Records to use:
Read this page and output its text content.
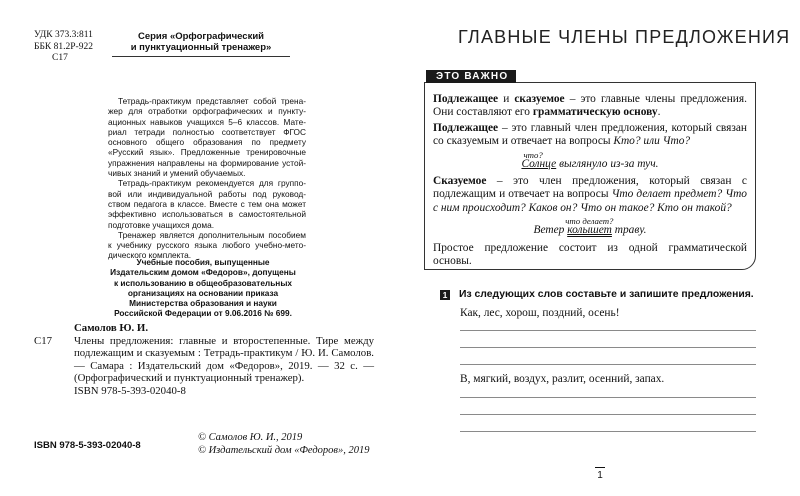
УДК 373.3:811
ББК 81.2Р-922
С17
Серия «Орфографический
и пунктуационный тренажер»

Тетрадь-практикум представляет собой тренажер для отработки орфографических и пунктуационных навыков учащихся 5–6 классов. Материал тетради полностью соответствует ФГОС основного общего образования по предмету «Русский язык». Предложенные тренировочные упражнения направлены на формирование устойчивых знаний и умений обучаемых.

Тетрадь-практикум рекомендуется для групповой или индивидуальной работы под руководством педагога в классе. Вместе с тем она может эффективно использоваться в самостоятельной подготовке учащихся дома.

Тренажер является дополнительным пособием к учебнику русского языка любого учебно-методического комплекта.

Учебные пособия, выпущенные Издательским домом «Федоров», допущены к использованию в общеобразовательных организациях на основании приказа Министерства образования и науки Российской Федерации от 9.06.2016 № 699.
Самолов Ю. И.
С17	Члены предложения: главные и второстепенные. Тире между подлежащим и сказуемым : Тетрадь-практикум / Ю. И. Самолов. — Самара : Издательский дом «Федоров», 2019. — 32 с. — (Орфографический и пунктуационный тренажер).
ISBN 978-5-393-02040-8
ISBN 978-5-393-02040-8
© Самолов Ю. И., 2019
© Издательский дом «Федоров», 2019
ГЛАВНЫЕ ЧЛЕНЫ ПРЕДЛОЖЕНИЯ

Подлежащее и сказуемое – это главные члены предложения. Они составляют его грамматическую основу.

Подлежащее – это главный член предложения, который связан со сказуемым и отвечает на вопросы Кто? или Что?

что?
Солнце выглянуло из-за туч.

Сказуемое – это член предложения, который связан с подлежащим и отвечает на вопросы Что делает предмет? Что с ним происходит? Каков он? Что он такое? Кто он такой?

Ветер
что делает?
колышет траву.

Простое предложение состоит из одной грамматической основы.

ЭТО ВАЖНО
1 Из следующих слов составьте и запишите предложения.
Как, лес, хорош, поздний, осень!
В, мягкий, воздух, разлит, осенний, запах.
1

Exercise: Write out all the entries exactly, except for the pictures.

Exercise result:
Read this page and output its text content.
УДК 373.3:811
ББК 81.2Р-922
С17
Серия «Орфографический
и пунктуационный тренажер»

Тетрадь-практикум представляет собой тренажер для отработки орфографических и пунктуационных навыков учащихся 5–6 классов. Материал тетради полностью соответствует ФГОС основного общего образования по предмету «Русский язык». Предложенные тренировочные упражнения направлены на формирование устойчивых знаний и умений обучаемых.

Тетрадь-практикум рекомендуется для групповой или индивидуальной работы под руководством педагога в классе. Вместе с тем она может эффективно использоваться в самостоятельной подготовке учащихся дома.

Тренажер является дополнительным пособием к учебнику русского языка любого учебно-методического комплекта.

Учебные пособия, выпущенные Издательским домом «Федоров», допущены к использованию в общеобразовательных организациях на основании приказа Министерства образования и науки Российской Федерации от 9.06.2016 № 699.
Самолов Ю. И.
С17	Члены предложения: главные и второстепенные. Тире между подлежащим и сказуемым : Тетрадь-практикум / Ю. И. Самолов. — Самара : Издательский дом «Федоров», 2019. — 32 с. — (Орфографический и пунктуационный тренажер).
ISBN 978-5-393-02040-8
ISBN 978-5-393-02040-8
© Самолов Ю. И., 2019
© Издательский дом «Федоров», 2019
ГЛАВНЫЕ ЧЛЕНЫ ПРЕДЛОЖЕНИЯ

Подлежащее и сказуемое – это главные члены предложения. Они составляют его грамматическую основу.

Подлежащее – это главный член предложения, который связан со сказуемым и отвечает на вопросы Кто? или Что?

что?
Солнце выглянуло из-за туч.

Сказуемое – это член предложения, который связан с подлежащим и отвечает на вопросы Что делает предмет? Что с ним происходит? Каков он? Что он такое? Кто он такой?

Ветер
что делает?
колышет траву.

Простое предложение состоит из одной грамматической основы.

ЭТО ВАЖНО
1 Из следующих слов составьте и запишите предложения.
Как, лес, хорош, поздний, осень!
В, мягкий, воздух, разлит, осенний, запах.
1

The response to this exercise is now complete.